↓↓↓

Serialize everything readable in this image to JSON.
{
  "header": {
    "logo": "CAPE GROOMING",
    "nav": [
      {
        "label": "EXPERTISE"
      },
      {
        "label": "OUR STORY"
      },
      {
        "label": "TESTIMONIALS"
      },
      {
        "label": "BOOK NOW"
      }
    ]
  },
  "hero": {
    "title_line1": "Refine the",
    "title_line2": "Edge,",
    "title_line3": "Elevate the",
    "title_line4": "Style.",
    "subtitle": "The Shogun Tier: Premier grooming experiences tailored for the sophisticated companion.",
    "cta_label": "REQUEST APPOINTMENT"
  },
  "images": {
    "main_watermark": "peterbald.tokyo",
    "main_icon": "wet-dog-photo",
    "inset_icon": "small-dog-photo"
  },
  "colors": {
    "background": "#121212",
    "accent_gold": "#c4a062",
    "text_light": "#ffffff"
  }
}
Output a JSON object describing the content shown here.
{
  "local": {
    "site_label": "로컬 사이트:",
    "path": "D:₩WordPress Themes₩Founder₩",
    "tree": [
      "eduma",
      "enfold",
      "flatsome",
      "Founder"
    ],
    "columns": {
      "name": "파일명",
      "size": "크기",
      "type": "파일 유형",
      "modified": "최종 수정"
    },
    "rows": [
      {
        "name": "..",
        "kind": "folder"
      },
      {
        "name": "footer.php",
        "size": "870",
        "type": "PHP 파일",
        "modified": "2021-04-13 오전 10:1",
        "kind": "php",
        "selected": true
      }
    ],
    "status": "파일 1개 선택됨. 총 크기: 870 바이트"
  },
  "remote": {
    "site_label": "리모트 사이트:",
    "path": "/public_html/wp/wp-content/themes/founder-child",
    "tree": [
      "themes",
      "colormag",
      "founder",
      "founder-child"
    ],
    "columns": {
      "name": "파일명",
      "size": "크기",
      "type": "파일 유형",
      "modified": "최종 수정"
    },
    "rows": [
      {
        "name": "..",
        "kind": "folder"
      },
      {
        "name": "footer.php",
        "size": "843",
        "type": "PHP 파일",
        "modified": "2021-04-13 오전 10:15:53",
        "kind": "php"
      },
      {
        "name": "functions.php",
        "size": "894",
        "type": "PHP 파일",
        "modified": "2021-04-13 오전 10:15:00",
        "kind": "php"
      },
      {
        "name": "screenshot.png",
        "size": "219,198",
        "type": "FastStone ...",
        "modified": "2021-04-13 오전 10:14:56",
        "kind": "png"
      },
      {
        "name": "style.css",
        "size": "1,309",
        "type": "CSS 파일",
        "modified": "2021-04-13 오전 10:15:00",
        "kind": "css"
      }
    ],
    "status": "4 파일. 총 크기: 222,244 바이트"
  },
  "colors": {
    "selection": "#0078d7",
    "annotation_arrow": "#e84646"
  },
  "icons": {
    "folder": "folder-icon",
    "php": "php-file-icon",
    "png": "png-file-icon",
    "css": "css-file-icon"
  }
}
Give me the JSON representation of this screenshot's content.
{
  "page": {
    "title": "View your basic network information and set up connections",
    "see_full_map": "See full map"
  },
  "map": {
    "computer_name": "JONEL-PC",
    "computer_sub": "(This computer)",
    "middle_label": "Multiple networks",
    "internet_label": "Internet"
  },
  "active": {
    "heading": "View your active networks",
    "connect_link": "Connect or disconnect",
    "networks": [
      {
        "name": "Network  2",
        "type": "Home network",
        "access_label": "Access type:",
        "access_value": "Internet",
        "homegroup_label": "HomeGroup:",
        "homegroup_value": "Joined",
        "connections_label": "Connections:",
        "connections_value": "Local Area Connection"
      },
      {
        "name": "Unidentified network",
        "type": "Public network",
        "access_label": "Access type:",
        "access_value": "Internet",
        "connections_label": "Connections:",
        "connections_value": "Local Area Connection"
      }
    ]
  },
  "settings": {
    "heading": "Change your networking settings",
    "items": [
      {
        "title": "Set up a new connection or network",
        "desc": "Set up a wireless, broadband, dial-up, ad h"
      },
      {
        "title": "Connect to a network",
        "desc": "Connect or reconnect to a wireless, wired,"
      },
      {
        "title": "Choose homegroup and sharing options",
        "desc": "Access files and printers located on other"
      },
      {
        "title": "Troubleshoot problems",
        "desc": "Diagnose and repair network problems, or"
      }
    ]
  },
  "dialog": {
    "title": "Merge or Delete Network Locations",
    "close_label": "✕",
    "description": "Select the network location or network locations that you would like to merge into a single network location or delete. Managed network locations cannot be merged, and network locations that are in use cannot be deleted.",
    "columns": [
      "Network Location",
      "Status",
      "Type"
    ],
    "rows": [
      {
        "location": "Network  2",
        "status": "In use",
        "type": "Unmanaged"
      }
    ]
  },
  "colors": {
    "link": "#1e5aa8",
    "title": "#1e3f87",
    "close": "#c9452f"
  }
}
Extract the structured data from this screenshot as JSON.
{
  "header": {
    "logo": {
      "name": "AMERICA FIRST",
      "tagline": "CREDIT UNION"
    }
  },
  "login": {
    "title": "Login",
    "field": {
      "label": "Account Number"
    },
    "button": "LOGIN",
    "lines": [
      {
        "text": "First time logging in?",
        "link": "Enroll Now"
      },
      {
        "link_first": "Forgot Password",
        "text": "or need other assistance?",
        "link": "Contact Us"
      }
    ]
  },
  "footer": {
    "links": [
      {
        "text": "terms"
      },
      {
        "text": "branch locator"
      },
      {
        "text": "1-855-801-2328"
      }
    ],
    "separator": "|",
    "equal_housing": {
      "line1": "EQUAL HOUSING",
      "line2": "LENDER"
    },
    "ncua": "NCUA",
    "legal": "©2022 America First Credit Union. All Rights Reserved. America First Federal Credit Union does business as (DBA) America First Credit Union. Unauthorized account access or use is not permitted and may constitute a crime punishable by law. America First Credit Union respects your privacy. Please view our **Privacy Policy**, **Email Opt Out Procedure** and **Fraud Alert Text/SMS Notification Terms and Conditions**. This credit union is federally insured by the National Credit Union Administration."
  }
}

↑↑↑

## To be done
Reproduce each entry above exactly, keeping every word.

## Solution
Serialize everything readable in this image to JSON.
{
  "header": {
    "logo": "CAPE GROOMING",
    "nav": [
      {
        "label": "EXPERTISE"
      },
      {
        "label": "OUR STORY"
      },
      {
        "label": "TESTIMONIALS"
      },
      {
        "label": "BOOK NOW"
      }
    ]
  },
  "hero": {
    "title_line1": "Refine the",
    "title_line2": "Edge,",
    "title_line3": "Elevate the",
    "title_line4": "Style.",
    "subtitle": "The Shogun Tier: Premier grooming experiences tailored for the sophisticated companion.",
    "cta_label": "REQUEST APPOINTMENT"
  },
  "images": {
    "main_watermark": "peterbald.tokyo",
    "main_icon": "wet-dog-photo",
    "inset_icon": "small-dog-photo"
  },
  "colors": {
    "background": "#121212",
    "accent_gold": "#c4a062",
    "text_light": "#ffffff"
  }
}
Output a JSON object describing the content shown here.
{
  "local": {
    "site_label": "로컬 사이트:",
    "path": "D:₩WordPress Themes₩Founder₩",
    "tree": [
      "eduma",
      "enfold",
      "flatsome",
      "Founder"
    ],
    "columns": {
      "name": "파일명",
      "size": "크기",
      "type": "파일 유형",
      "modified": "최종 수정"
    },
    "rows": [
      {
        "name": "..",
        "kind": "folder"
      },
      {
        "name": "footer.php",
        "size": "870",
        "type": "PHP 파일",
        "modified": "2021-04-13 오전 10:1",
        "kind": "php",
        "selected": true
      }
    ],
    "status": "파일 1개 선택됨. 총 크기: 870 바이트"
  },
  "remote": {
    "site_label": "리모트 사이트:",
    "path": "/public_html/wp/wp-content/themes/founder-child",
    "tree": [
      "themes",
      "colormag",
      "founder",
      "founder-child"
    ],
    "columns": {
      "name": "파일명",
      "size": "크기",
      "type": "파일 유형",
      "modified": "최종 수정"
    },
    "rows": [
      {
        "name": "..",
        "kind": "folder"
      },
      {
        "name": "footer.php",
        "size": "843",
        "type": "PHP 파일",
        "modified": "2021-04-13 오전 10:15:53",
        "kind": "php"
      },
      {
        "name": "functions.php",
        "size": "894",
        "type": "PHP 파일",
        "modified": "2021-04-13 오전 10:15:00",
        "kind": "php"
      },
      {
        "name": "screenshot.png",
        "size": "219,198",
        "type": "FastStone ...",
        "modified": "2021-04-13 오전 10:14:56",
        "kind": "png"
      },
      {
        "name": "style.css",
        "size": "1,309",
        "type": "CSS 파일",
        "modified": "2021-04-13 오전 10:15:00",
        "kind": "css"
      }
    ],
    "status": "4 파일. 총 크기: 222,244 바이트"
  },
  "colors": {
    "selection": "#0078d7",
    "annotation_arrow": "#e84646"
  },
  "icons": {
    "folder": "folder-icon",
    "php": "php-file-icon",
    "png": "png-file-icon",
    "css": "css-file-icon"
  }
}
Give me the JSON representation of this screenshot's content.
{
  "page": {
    "title": "View your basic network information and set up connections",
    "see_full_map": "See full map"
  },
  "map": {
    "computer_name": "JONEL-PC",
    "computer_sub": "(This computer)",
    "middle_label": "Multiple networks",
    "internet_label": "Internet"
  },
  "active": {
    "heading": "View your active networks",
    "connect_link": "Connect or disconnect",
    "networks": [
      {
        "name": "Network  2",
        "type": "Home network",
        "access_label": "Access type:",
        "access_value": "Internet",
        "homegroup_label": "HomeGroup:",
        "homegroup_value": "Joined",
        "connections_label": "Connections:",
        "connections_value": "Local Area Connection"
      },
      {
        "name": "Unidentified network",
        "type": "Public network",
        "access_label": "Access type:",
        "access_value": "Internet",
        "connections_label": "Connections:",
        "connections_value": "Local Area Connection"
      }
    ]
  },
  "settings": {
    "heading": "Change your networking settings",
    "items": [
      {
        "title": "Set up a new connection or network",
        "desc": "Set up a wireless, broadband, dial-up, ad h"
      },
      {
        "title": "Connect to a network",
        "desc": "Connect or reconnect to a wireless, wired,"
      },
      {
        "title": "Choose homegroup and sharing options",
        "desc": "Access files and printers located on other"
      },
      {
        "title": "Troubleshoot problems",
        "desc": "Diagnose and repair network problems, or"
      }
    ]
  },
  "dialog": {
    "title": "Merge or Delete Network Locations",
    "close_label": "✕",
    "description": "Select the network location or network locations that you would like to merge into a single network location or delete. Managed network locations cannot be merged, and network locations that are in use cannot be deleted.",
    "columns": [
      "Network Location",
      "Status",
      "Type"
    ],
    "rows": [
      {
        "location": "Network  2",
        "status": "In use",
        "type": "Unmanaged"
      }
    ]
  },
  "colors": {
    "link": "#1e5aa8",
    "title": "#1e3f87",
    "close": "#c9452f"
  }
}
Extract the structured data from this screenshot as JSON.
{
  "header": {
    "logo": {
      "name": "AMERICA FIRST",
      "tagline": "CREDIT UNION"
    }
  },
  "login": {
    "title": "Login",
    "field": {
      "label": "Account Number"
    },
    "button": "LOGIN",
    "lines": [
      {
        "text": "First time logging in?",
        "link": "Enroll Now"
      },
      {
        "link_first": "Forgot Password",
        "text": "or need other assistance?",
        "link": "Contact Us"
      }
    ]
  },
  "footer": {
    "links": [
      {
        "text": "terms"
      },
      {
        "text": "branch locator"
      },
      {
        "text": "1-855-801-2328"
      }
    ],
    "separator": "|",
    "equal_housing": {
      "line1": "EQUAL HOUSING",
      "line2": "LENDER"
    },
    "ncua": "NCUA",
    "legal": "©2022 America First Credit Union. All Rights Reserved. America First Federal Credit Union does business as (DBA) America First Credit Union. Unauthorized account access or use is not permitted and may constitute a crime punishable by law. America First Credit Union respects your privacy. Please view our **Privacy Policy**, **Email Opt Out Procedure** and **Fraud Alert Text/SMS Notification Terms and Conditions**. This credit union is federally insured by the National Credit Union Administration."
  }
}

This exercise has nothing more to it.